(Stored data)
§

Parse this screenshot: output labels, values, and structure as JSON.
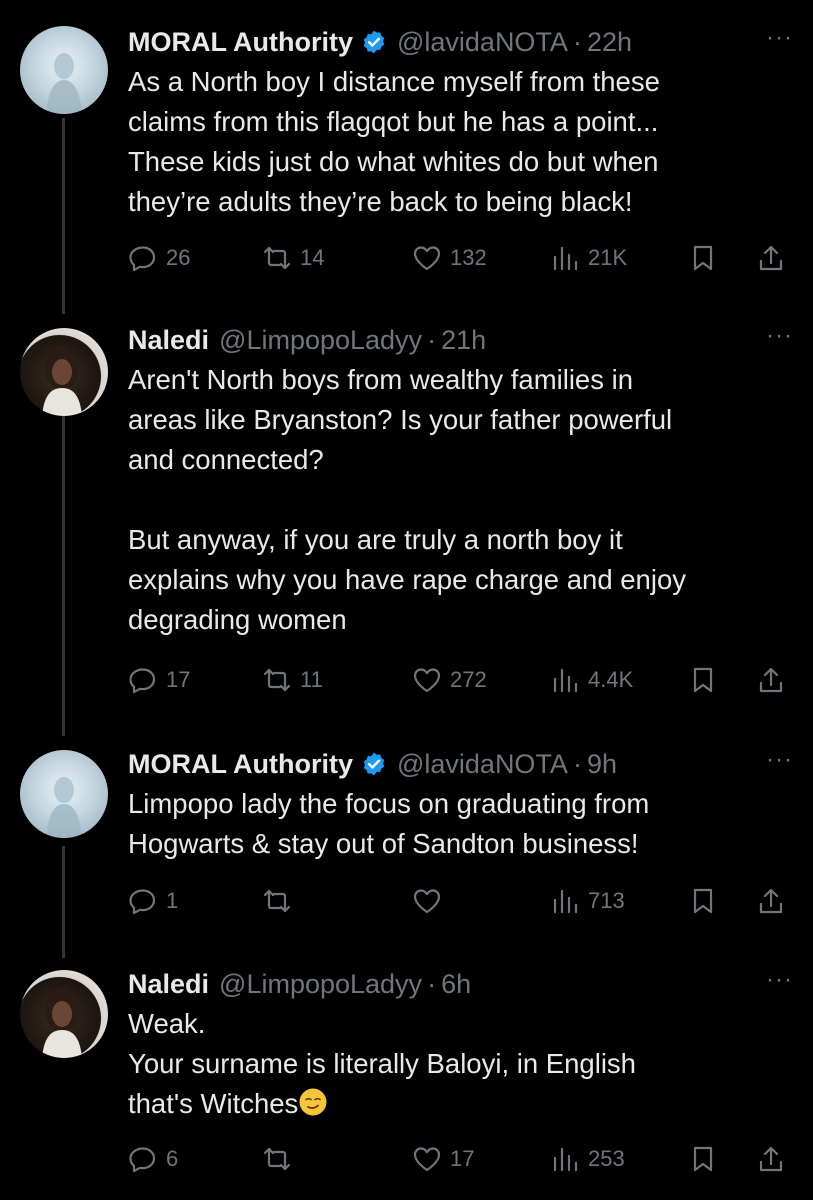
{
  "tweets": [
    {
      "avatar_icon": "avatar-moral-authority",
      "name": "MORAL Authority",
      "verified": true,
      "handle": "@lavidaNOTA",
      "dot": "·",
      "time": "22h",
      "more": "···",
      "text": "As a North boy I distance myself from these\nclaims from this flagqot but he has a point...\nThese kids just do what whites do but when\nthey’re adults they’re back to being black!",
      "replies": "26",
      "reposts": "14",
      "likes": "132",
      "views": "21K"
    },
    {
      "avatar_icon": "avatar-naledi",
      "name": "Naledi",
      "verified": false,
      "handle": "@LimpopoLadyy",
      "dot": "·",
      "time": "21h",
      "more": "···",
      "text": "Aren't North boys from wealthy families in\nareas like Bryanston? Is your father powerful\nand connected?\n\nBut anyway, if you are truly a north boy it\nexplains why you have rape charge and enjoy\ndegrading women",
      "replies": "17",
      "reposts": "11",
      "likes": "272",
      "views": "4.4K"
    },
    {
      "avatar_icon": "avatar-moral-authority",
      "name": "MORAL Authority",
      "verified": true,
      "handle": "@lavidaNOTA",
      "dot": "·",
      "time": "9h",
      "more": "···",
      "text": "Limpopo lady the focus on graduating from\nHogwarts & stay out of Sandton business!",
      "replies": "1",
      "reposts": "",
      "likes": "",
      "views": "713"
    },
    {
      "avatar_icon": "avatar-naledi",
      "name": "Naledi",
      "verified": false,
      "handle": "@LimpopoLadyy",
      "dot": "·",
      "time": "6h",
      "more": "···",
      "text": "Weak.\nYour surname is literally Baloyi, in English\nthat's Witches",
      "emoji": "smirking-face-emoji",
      "replies": "6",
      "reposts": "",
      "likes": "17",
      "views": "253"
    }
  ],
  "colors": {
    "background": "#000000",
    "text": "#e7e9ea",
    "secondary": "#71767b",
    "verified": "#1d9bf0",
    "thread_line": "#333639"
  }
}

§

Using the material above, copy every line in which the string "replies" occurs.

- [TASK SOLUTION]:
      "replies": "26",
      "replies": "17",
      "replies": "1",
      "replies": "6",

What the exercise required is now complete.